(Extracted data entries)
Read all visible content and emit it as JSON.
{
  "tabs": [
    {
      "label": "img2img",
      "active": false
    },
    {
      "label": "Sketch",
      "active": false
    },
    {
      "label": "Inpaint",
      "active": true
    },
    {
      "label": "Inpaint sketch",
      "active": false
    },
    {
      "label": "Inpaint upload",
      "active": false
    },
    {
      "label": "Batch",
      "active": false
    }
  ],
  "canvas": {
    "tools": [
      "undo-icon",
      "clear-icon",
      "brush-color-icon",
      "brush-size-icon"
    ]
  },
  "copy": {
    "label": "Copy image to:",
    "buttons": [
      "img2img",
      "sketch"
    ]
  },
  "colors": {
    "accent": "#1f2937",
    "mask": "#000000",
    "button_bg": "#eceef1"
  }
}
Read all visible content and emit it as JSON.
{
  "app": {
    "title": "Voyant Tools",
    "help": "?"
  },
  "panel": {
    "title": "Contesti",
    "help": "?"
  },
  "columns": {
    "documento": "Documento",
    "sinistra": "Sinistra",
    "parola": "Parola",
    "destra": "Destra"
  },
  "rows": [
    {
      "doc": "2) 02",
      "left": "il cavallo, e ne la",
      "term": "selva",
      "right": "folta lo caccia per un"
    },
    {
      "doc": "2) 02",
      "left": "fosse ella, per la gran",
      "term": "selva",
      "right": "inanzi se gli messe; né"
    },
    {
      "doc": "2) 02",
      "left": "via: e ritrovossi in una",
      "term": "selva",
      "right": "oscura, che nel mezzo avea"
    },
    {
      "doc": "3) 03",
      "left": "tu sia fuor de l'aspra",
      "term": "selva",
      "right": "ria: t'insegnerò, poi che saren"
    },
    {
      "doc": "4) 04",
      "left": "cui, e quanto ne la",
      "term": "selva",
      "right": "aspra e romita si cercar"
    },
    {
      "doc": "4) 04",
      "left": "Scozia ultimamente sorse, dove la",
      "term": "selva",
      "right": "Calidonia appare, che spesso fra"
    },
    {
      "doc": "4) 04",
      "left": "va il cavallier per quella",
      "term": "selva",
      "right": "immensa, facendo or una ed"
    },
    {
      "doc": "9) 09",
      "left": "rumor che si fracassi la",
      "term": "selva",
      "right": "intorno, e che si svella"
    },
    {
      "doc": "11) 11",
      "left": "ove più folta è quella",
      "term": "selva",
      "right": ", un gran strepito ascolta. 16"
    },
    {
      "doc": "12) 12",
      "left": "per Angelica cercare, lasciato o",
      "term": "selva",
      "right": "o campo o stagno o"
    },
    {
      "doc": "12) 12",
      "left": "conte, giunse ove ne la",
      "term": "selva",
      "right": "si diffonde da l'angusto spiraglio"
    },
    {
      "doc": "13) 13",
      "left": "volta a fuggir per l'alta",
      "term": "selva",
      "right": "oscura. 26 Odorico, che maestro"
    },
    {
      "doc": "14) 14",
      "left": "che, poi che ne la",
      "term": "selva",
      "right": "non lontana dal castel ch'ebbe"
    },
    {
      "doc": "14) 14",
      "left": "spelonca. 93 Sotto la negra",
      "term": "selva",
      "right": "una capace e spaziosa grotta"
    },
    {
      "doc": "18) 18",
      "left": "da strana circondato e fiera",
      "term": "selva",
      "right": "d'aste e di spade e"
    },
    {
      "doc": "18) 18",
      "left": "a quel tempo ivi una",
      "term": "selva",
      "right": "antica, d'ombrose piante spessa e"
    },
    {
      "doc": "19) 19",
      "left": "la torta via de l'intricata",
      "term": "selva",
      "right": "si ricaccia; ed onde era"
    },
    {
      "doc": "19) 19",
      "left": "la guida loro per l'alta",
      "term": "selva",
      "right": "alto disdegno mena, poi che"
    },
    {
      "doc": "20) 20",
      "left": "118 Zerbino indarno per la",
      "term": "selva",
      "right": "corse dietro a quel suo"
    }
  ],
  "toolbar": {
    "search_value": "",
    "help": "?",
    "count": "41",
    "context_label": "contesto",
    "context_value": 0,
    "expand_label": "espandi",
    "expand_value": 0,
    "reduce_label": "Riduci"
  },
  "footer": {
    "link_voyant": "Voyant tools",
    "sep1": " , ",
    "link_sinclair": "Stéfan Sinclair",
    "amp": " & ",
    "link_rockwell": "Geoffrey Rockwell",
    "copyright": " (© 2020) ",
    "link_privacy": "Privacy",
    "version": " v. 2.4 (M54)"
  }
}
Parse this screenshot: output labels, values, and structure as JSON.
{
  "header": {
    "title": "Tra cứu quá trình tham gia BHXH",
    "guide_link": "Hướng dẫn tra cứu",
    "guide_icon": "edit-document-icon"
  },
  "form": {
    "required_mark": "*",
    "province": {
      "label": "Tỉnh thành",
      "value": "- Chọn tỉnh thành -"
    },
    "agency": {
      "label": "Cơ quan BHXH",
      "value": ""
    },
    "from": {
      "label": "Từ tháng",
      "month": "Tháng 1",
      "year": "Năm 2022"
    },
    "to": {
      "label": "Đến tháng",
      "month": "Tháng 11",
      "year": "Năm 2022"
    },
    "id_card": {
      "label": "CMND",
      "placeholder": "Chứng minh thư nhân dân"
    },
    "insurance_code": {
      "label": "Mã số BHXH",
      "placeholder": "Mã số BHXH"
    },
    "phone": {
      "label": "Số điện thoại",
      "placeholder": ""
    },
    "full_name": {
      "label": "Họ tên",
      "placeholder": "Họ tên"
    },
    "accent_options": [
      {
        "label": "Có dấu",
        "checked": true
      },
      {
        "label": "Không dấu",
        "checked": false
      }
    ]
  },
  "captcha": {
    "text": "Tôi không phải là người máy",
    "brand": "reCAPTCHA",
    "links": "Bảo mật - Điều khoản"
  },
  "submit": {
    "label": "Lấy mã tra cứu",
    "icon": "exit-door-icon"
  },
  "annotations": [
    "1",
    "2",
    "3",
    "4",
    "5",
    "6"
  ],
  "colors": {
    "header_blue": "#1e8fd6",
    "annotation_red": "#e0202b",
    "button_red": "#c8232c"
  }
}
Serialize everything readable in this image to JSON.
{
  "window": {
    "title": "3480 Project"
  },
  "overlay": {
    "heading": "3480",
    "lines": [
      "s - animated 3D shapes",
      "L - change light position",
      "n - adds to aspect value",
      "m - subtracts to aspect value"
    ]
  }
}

• INSTRUCTIONS FOR THE TASK: In the lines above, find each one with "quella" and list it.

• OUTPUT OF THE EXERCISE:
      "left": "va il cavallier per quella",
      "left": "ove più folta è quella",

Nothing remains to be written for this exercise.